### What is asked
Would you transcribe the listing that follows, character for character, and omit its images?
* Start Data lines *
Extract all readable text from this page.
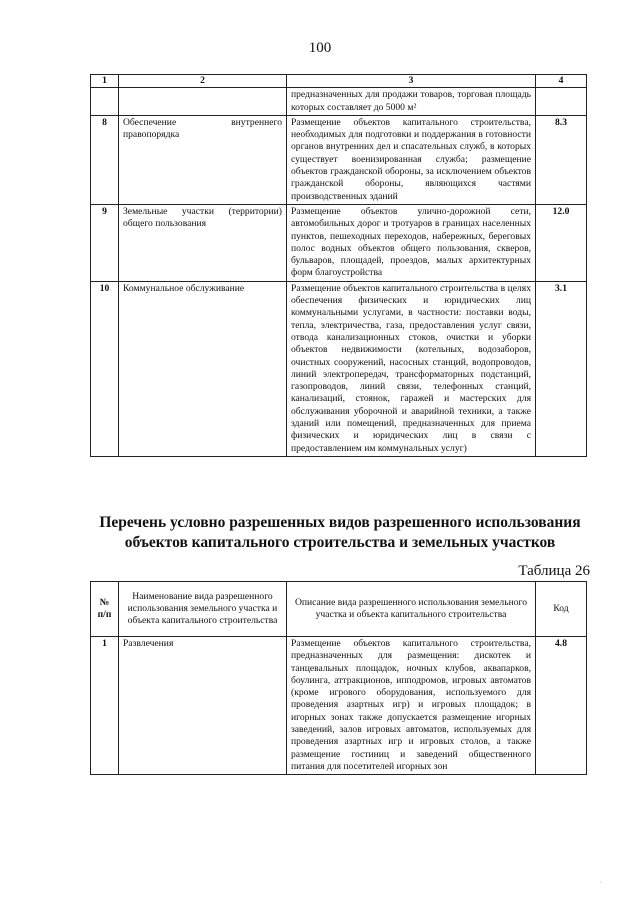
100
1	2	3	4
		предназначенных для продажи товаров, торговая площадь которых составляет до 5000 м²	
8	Обеспечение внутреннего правопорядка	Размещение объектов капитального строительства, необходимых для подготовки и поддержания в готовности органов внутренних дел и спасательных служб, в которых существует военизированная служба; размещение объектов гражданской обороны, за исключением объектов гражданской обороны, являющихся частями производственных зданий	8.3
9	Земельные участки (территории) общего пользования	Размещение объектов улично-дорожной сети, автомобильных дорог и тротуаров в границах населенных пунктов, пешеходных переходов, набережных, береговых полос водных объектов общего пользования, скверов, бульваров, площадей, проездов, малых архитектурных форм благоустройства	12.0
10	Коммунальное обслуживание	Размещение объектов капитального строительства в целях обеспечения физических и юридических лиц коммунальными услугами, в частности: поставки воды, тепла, электричества, газа, предоставления услуг связи, отвода канализационных стоков, очистки и уборки объектов недвижимости (котельных, водозаборов, очистных сооружений, насосных станций, водопроводов, линий электропередач, трансформаторных подстанций, газопроводов, линий связи, телефонных станций, канализаций, стоянок, гаражей и мастерских для обслуживания уборочной и аварийной техники, а также зданий или помещений, предназначенных для приема физических и юридических лиц в связи с предоставлением им коммунальных услуг)	3.1
Перечень условно разрешенных видов разрешенного использования
объектов капитального строительства и земельных участков
Таблица 26
№ п/п	Наименование вида разрешенного использования земельного участка и объекта капитального строительства	Описание вида разрешенного использования земельного участка и объекта капитального строительства	Код
1	Развлечения	Размещение объектов капитального строительства, предназначенных для размещения: дискотек и танцевальных площадок, ночных клубов, аквапарков, боулинга, аттракционов, ипподромов, игровых автоматов (кроме игрового оборудования, используемого для проведения азартных игр) и игровых площадок; в игорных зонах также допускается размещение игорных заведений, залов игровых автоматов, используемых для проведения азартных игр и игровых столов, а также размещение гостиниц и заведений общественного питания для посетителей игорных зон	4.8
·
* End Data lines *
### Output for this exercise
Extract all readable text from this page.
100
1	2	3	4
		предназначенных для продажи товаров, торговая площадь которых составляет до 5000 м²	
8	Обеспечение внутреннего правопорядка	Размещение объектов капитального строительства, необходимых для подготовки и поддержания в готовности органов внутренних дел и спасательных служб, в которых существует военизированная служба; размещение объектов гражданской обороны, за исключением объектов гражданской обороны, являющихся частями производственных зданий	8.3
9	Земельные участки (территории) общего пользования	Размещение объектов улично-дорожной сети, автомобильных дорог и тротуаров в границах населенных пунктов, пешеходных переходов, набережных, береговых полос водных объектов общего пользования, скверов, бульваров, площадей, проездов, малых архитектурных форм благоустройства	12.0
10	Коммунальное обслуживание	Размещение объектов капитального строительства в целях обеспечения физических и юридических лиц коммунальными услугами, в частности: поставки воды, тепла, электричества, газа, предоставления услуг связи, отвода канализационных стоков, очистки и уборки объектов недвижимости (котельных, водозаборов, очистных сооружений, насосных станций, водопроводов, линий электропередач, трансформаторных подстанций, газопроводов, линий связи, телефонных станций, канализаций, стоянок, гаражей и мастерских для обслуживания уборочной и аварийной техники, а также зданий или помещений, предназначенных для приема физических и юридических лиц в связи с предоставлением им коммунальных услуг)	3.1
Перечень условно разрешенных видов разрешенного использования
объектов капитального строительства и земельных участков
Таблица 26
№ п/п	Наименование вида разрешенного использования земельного участка и объекта капитального строительства	Описание вида разрешенного использования земельного участка и объекта капитального строительства	Код
1	Развлечения	Размещение объектов капитального строительства, предназначенных для размещения: дискотек и танцевальных площадок, ночных клубов, аквапарков, боулинга, аттракционов, ипподромов, игровых автоматов (кроме игрового оборудования, используемого для проведения азартных игр) и игровых площадок; в игорных зонах также допускается размещение игорных заведений, залов игровых автоматов, используемых для проведения азартных игр и игровых столов, а также размещение гостиниц и заведений общественного питания для посетителей игорных зон	4.8
·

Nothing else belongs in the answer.